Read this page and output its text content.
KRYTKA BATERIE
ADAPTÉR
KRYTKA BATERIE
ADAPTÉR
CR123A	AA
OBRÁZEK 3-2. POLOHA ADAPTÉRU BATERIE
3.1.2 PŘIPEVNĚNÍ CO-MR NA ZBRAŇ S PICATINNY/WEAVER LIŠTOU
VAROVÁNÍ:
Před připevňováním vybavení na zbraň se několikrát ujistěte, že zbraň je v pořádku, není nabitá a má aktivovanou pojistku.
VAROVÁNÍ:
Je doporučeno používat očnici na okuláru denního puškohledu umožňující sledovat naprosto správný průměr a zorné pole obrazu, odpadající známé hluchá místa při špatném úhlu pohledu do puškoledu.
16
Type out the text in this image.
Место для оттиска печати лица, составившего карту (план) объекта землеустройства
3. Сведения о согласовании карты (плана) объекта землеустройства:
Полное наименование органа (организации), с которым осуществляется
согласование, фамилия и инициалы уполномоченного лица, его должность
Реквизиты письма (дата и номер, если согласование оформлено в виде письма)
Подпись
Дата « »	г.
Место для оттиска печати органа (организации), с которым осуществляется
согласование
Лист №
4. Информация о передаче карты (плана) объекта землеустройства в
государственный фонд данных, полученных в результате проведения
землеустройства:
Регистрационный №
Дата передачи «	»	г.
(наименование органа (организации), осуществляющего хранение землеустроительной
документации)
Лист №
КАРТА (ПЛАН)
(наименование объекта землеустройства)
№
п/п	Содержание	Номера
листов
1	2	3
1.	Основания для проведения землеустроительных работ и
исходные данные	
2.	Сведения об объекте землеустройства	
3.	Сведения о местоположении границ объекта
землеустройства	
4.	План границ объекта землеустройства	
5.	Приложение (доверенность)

• • • • •

-- REQUIREMENTS --
Reproduce all of the records exactly.

-- COMPLETED EXERCISE --
Read this page and output its text content.
KRYTKA BATERIE
ADAPTÉR
KRYTKA BATERIE
ADAPTÉR
CR123A	AA
OBRÁZEK 3-2. POLOHA ADAPTÉRU BATERIE
3.1.2 PŘIPEVNĚNÍ CO-MR NA ZBRAŇ S PICATINNY/WEAVER LIŠTOU
VAROVÁNÍ:
Před připevňováním vybavení na zbraň se několikrát ujistěte, že zbraň je v pořádku, není nabitá a má aktivovanou pojistku.
VAROVÁNÍ:
Je doporučeno používat očnici na okuláru denního puškohledu umožňující sledovat naprosto správný průměr a zorné pole obrazu, odpadající známé hluchá místa při špatném úhlu pohledu do puškoledu.
16
Type out the text in this image.
Место для оттиска печати лица, составившего карту (план) объекта землеустройства
3. Сведения о согласовании карты (плана) объекта землеустройства:
Полное наименование органа (организации), с которым осуществляется
согласование, фамилия и инициалы уполномоченного лица, его должность
Реквизиты письма (дата и номер, если согласование оформлено в виде письма)
Подпись
Дата « »	г.
Место для оттиска печати органа (организации), с которым осуществляется
согласование
Лист №
4. Информация о передаче карты (плана) объекта землеустройства в
государственный фонд данных, полученных в результате проведения
землеустройства:
Регистрационный №
Дата передачи «	»	г.
(наименование органа (организации), осуществляющего хранение землеустроительной
документации)
Лист №
КАРТА (ПЛАН)
(наименование объекта землеустройства)
№
п/п	Содержание	Номера
листов
1	2	3
1.	Основания для проведения землеустроительных работ и
исходные данные	
2.	Сведения об объекте землеустройства	
3.	Сведения о местоположении границ объекта
землеустройства	
4.	План границ объекта землеустройства	
5.	Приложение (доверенность)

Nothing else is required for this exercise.